#### Instructions to follow
Restate every line of the material, word for word.

#### Stored data
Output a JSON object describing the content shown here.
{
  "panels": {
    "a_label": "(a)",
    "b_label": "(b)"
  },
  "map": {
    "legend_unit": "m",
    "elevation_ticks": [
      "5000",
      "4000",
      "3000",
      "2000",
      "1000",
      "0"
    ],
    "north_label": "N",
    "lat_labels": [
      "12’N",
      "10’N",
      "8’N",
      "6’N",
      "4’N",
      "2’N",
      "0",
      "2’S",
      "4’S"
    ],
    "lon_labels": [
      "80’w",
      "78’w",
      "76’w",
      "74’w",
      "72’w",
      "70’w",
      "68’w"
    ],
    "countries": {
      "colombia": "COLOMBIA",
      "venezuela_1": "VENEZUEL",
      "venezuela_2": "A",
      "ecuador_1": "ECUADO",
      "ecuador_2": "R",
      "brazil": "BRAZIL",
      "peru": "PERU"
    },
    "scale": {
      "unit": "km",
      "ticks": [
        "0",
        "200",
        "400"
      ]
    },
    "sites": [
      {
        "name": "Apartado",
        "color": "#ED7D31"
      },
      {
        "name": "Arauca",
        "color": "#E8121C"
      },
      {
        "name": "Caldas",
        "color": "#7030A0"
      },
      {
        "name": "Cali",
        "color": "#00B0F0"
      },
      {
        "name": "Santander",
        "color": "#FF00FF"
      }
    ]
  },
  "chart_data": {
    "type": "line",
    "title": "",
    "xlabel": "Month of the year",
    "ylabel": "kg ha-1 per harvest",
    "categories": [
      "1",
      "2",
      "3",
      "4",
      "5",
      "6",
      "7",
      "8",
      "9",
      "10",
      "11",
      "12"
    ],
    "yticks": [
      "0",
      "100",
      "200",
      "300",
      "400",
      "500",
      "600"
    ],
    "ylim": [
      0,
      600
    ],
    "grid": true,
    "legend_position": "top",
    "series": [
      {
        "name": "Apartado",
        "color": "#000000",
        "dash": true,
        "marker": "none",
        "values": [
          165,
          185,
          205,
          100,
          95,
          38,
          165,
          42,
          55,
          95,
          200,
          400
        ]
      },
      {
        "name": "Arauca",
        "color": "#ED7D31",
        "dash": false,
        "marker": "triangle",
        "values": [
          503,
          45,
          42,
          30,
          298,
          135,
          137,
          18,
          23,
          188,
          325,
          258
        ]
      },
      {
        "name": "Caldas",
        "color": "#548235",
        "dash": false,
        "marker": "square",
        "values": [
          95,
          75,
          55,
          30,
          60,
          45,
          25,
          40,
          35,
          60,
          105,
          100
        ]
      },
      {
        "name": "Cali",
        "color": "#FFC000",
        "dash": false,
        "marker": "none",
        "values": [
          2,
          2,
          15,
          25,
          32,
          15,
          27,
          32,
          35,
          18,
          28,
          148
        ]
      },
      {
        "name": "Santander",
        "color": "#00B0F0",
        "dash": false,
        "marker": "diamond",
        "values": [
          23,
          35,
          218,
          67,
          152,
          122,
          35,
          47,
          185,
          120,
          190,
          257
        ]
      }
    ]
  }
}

#### Reply
Output a JSON object describing the content shown here.
{
  "panels": {
    "a_label": "(a)",
    "b_label": "(b)"
  },
  "map": {
    "legend_unit": "m",
    "elevation_ticks": [
      "5000",
      "4000",
      "3000",
      "2000",
      "1000",
      "0"
    ],
    "north_label": "N",
    "lat_labels": [
      "12’N",
      "10’N",
      "8’N",
      "6’N",
      "4’N",
      "2’N",
      "0",
      "2’S",
      "4’S"
    ],
    "lon_labels": [
      "80’w",
      "78’w",
      "76’w",
      "74’w",
      "72’w",
      "70’w",
      "68’w"
    ],
    "countries": {
      "colombia": "COLOMBIA",
      "venezuela_1": "VENEZUEL",
      "venezuela_2": "A",
      "ecuador_1": "ECUADO",
      "ecuador_2": "R",
      "brazil": "BRAZIL",
      "peru": "PERU"
    },
    "scale": {
      "unit": "km",
      "ticks": [
        "0",
        "200",
        "400"
      ]
    },
    "sites": [
      {
        "name": "Apartado",
        "color": "#ED7D31"
      },
      {
        "name": "Arauca",
        "color": "#E8121C"
      },
      {
        "name": "Caldas",
        "color": "#7030A0"
      },
      {
        "name": "Cali",
        "color": "#00B0F0"
      },
      {
        "name": "Santander",
        "color": "#FF00FF"
      }
    ]
  },
  "chart_data": {
    "type": "line",
    "title": "",
    "xlabel": "Month of the year",
    "ylabel": "kg ha-1 per harvest",
    "categories": [
      "1",
      "2",
      "3",
      "4",
      "5",
      "6",
      "7",
      "8",
      "9",
      "10",
      "11",
      "12"
    ],
    "yticks": [
      "0",
      "100",
      "200",
      "300",
      "400",
      "500",
      "600"
    ],
    "ylim": [
      0,
      600
    ],
    "grid": true,
    "legend_position": "top",
    "series": [
      {
        "name": "Apartado",
        "color": "#000000",
        "dash": true,
        "marker": "none",
        "values": [
          165,
          185,
          205,
          100,
          95,
          38,
          165,
          42,
          55,
          95,
          200,
          400
        ]
      },
      {
        "name": "Arauca",
        "color": "#ED7D31",
        "dash": false,
        "marker": "triangle",
        "values": [
          503,
          45,
          42,
          30,
          298,
          135,
          137,
          18,
          23,
          188,
          325,
          258
        ]
      },
      {
        "name": "Caldas",
        "color": "#548235",
        "dash": false,
        "marker": "square",
        "values": [
          95,
          75,
          55,
          30,
          60,
          45,
          25,
          40,
          35,
          60,
          105,
          100
        ]
      },
      {
        "name": "Cali",
        "color": "#FFC000",
        "dash": false,
        "marker": "none",
        "values": [
          2,
          2,
          15,
          25,
          32,
          15,
          27,
          32,
          35,
          18,
          28,
          148
        ]
      },
      {
        "name": "Santander",
        "color": "#00B0F0",
        "dash": false,
        "marker": "diamond",
        "values": [
          23,
          35,
          218,
          67,
          152,
          122,
          35,
          47,
          185,
          120,
          190,
          257
        ]
      }
    ]
  }
}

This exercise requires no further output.